▶ [Your objective] All of the lines below are to be transcribed faithfully, with pictures excluded from the copy.

○ ○ ○ ○ ○ ○ ○

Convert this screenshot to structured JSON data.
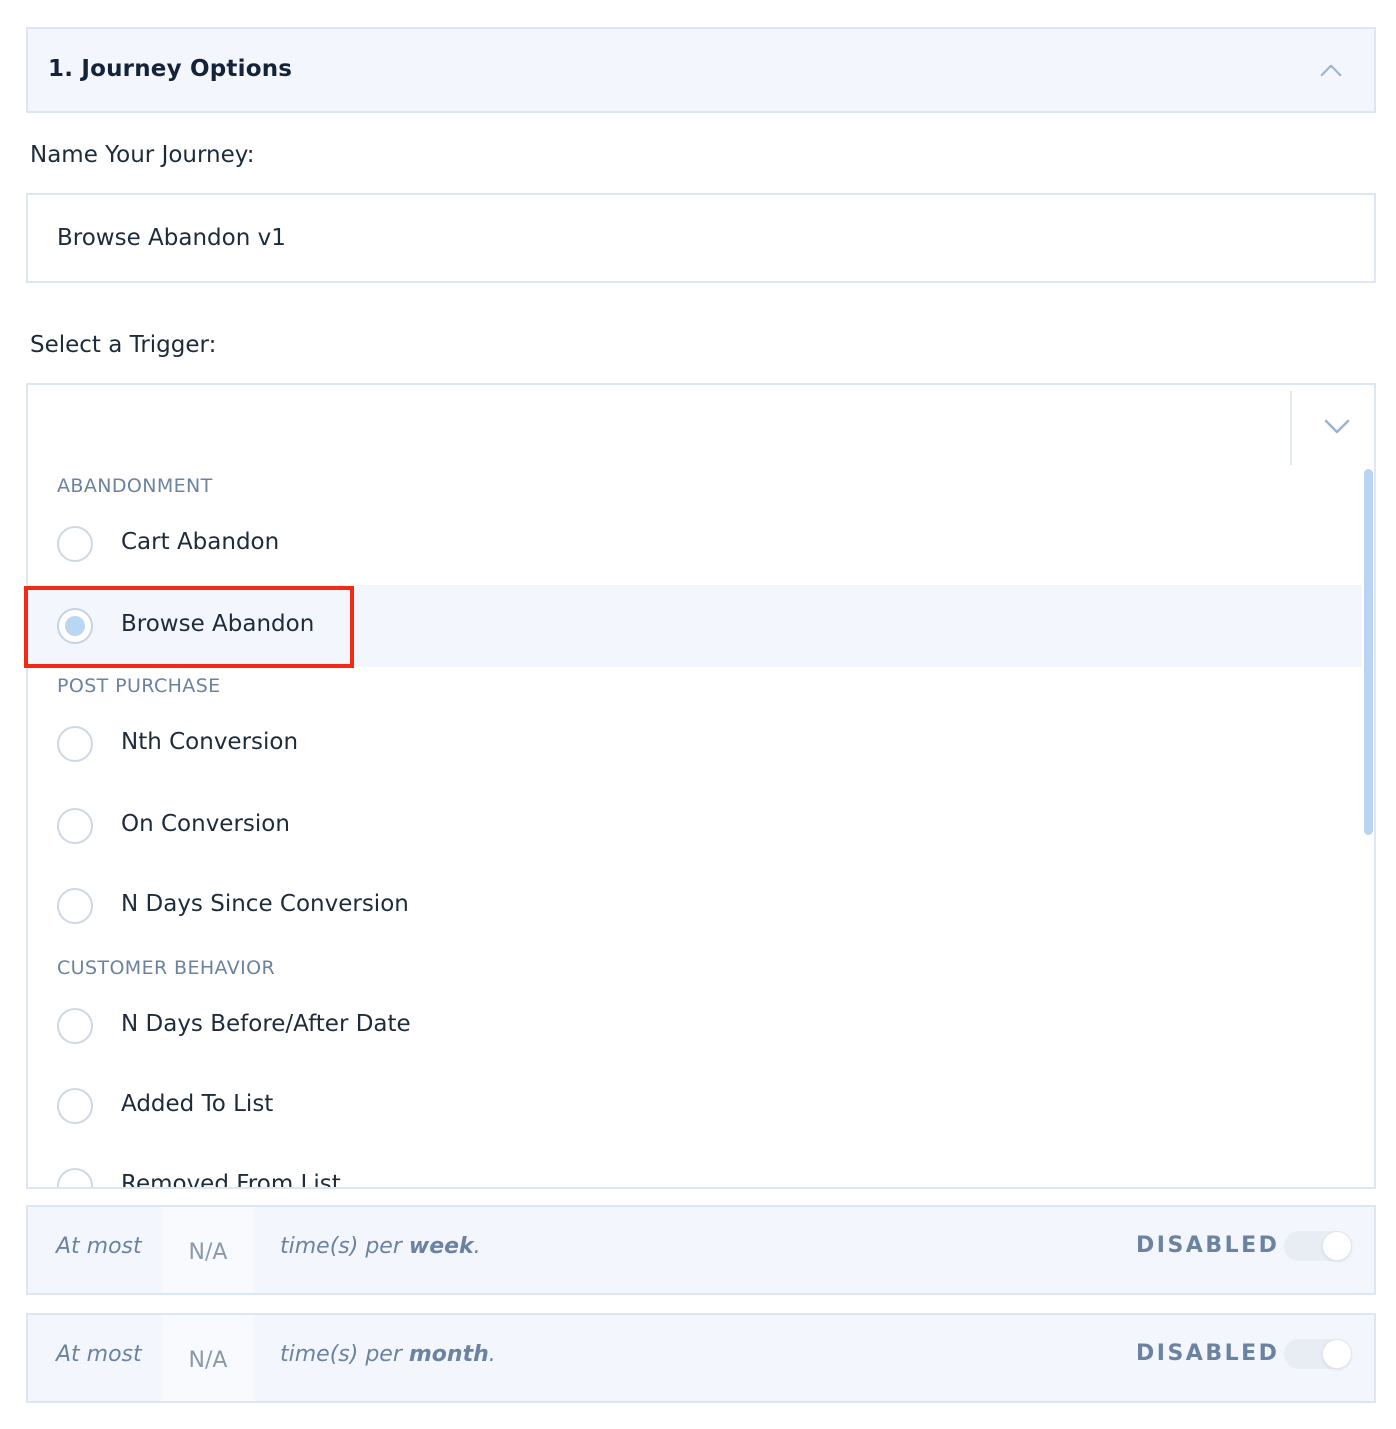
{
  "section": {
    "title": "1. Journey Options"
  },
  "name_field": {
    "label": "Name Your Journey:",
    "value": "Browse Abandon v1"
  },
  "trigger_field": {
    "label": "Select a Trigger:",
    "groups": [
      {
        "label": "ABANDONMENT",
        "options": [
          {
            "label": "Cart Abandon",
            "selected": false
          },
          {
            "label": "Browse Abandon",
            "selected": true
          }
        ]
      },
      {
        "label": "POST PURCHASE",
        "options": [
          {
            "label": "Nth Conversion",
            "selected": false
          },
          {
            "label": "On Conversion",
            "selected": false
          },
          {
            "label": "N Days Since Conversion",
            "selected": false
          }
        ]
      },
      {
        "label": "CUSTOMER BEHAVIOR",
        "options": [
          {
            "label": "N Days Before/After Date",
            "selected": false
          },
          {
            "label": "Added To List",
            "selected": false
          },
          {
            "label": "Removed From List",
            "selected": false
          }
        ]
      }
    ]
  },
  "limits": [
    {
      "prefix": "At most",
      "value": "N/A",
      "suffix_start": "time(s) per ",
      "period": "week",
      "suffix_end": ".",
      "status": "DISABLED",
      "enabled": false
    },
    {
      "prefix": "At most",
      "value": "N/A",
      "suffix_start": "time(s) per ",
      "period": "month",
      "suffix_end": ".",
      "status": "DISABLED",
      "enabled": false
    }
  ],
  "colors": {
    "highlight": "#f22a14",
    "accent": "#b9d6f3",
    "muted_text": "#6b82a0"
  },
  "icons": {
    "collapse": "chevron-up-icon",
    "dropdown": "chevron-down-icon"
  }
}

○ ○ ○ ○ ○ ○ ○

▶ [Task solution]
Convert this screenshot to structured JSON data.
{
  "section": {
    "title": "1. Journey Options"
  },
  "name_field": {
    "label": "Name Your Journey:",
    "value": "Browse Abandon v1"
  },
  "trigger_field": {
    "label": "Select a Trigger:",
    "groups": [
      {
        "label": "ABANDONMENT",
        "options": [
          {
            "label": "Cart Abandon",
            "selected": false
          },
          {
            "label": "Browse Abandon",
            "selected": true
          }
        ]
      },
      {
        "label": "POST PURCHASE",
        "options": [
          {
            "label": "Nth Conversion",
            "selected": false
          },
          {
            "label": "On Conversion",
            "selected": false
          },
          {
            "label": "N Days Since Conversion",
            "selected": false
          }
        ]
      },
      {
        "label": "CUSTOMER BEHAVIOR",
        "options": [
          {
            "label": "N Days Before/After Date",
            "selected": false
          },
          {
            "label": "Added To List",
            "selected": false
          },
          {
            "label": "Removed From List",
            "selected": false
          }
        ]
      }
    ]
  },
  "limits": [
    {
      "prefix": "At most",
      "value": "N/A",
      "suffix_start": "time(s) per ",
      "period": "week",
      "suffix_end": ".",
      "status": "DISABLED",
      "enabled": false
    },
    {
      "prefix": "At most",
      "value": "N/A",
      "suffix_start": "time(s) per ",
      "period": "month",
      "suffix_end": ".",
      "status": "DISABLED",
      "enabled": false
    }
  ],
  "colors": {
    "highlight": "#f22a14",
    "accent": "#b9d6f3",
    "muted_text": "#6b82a0"
  },
  "icons": {
    "collapse": "chevron-up-icon",
    "dropdown": "chevron-down-icon"
  }
}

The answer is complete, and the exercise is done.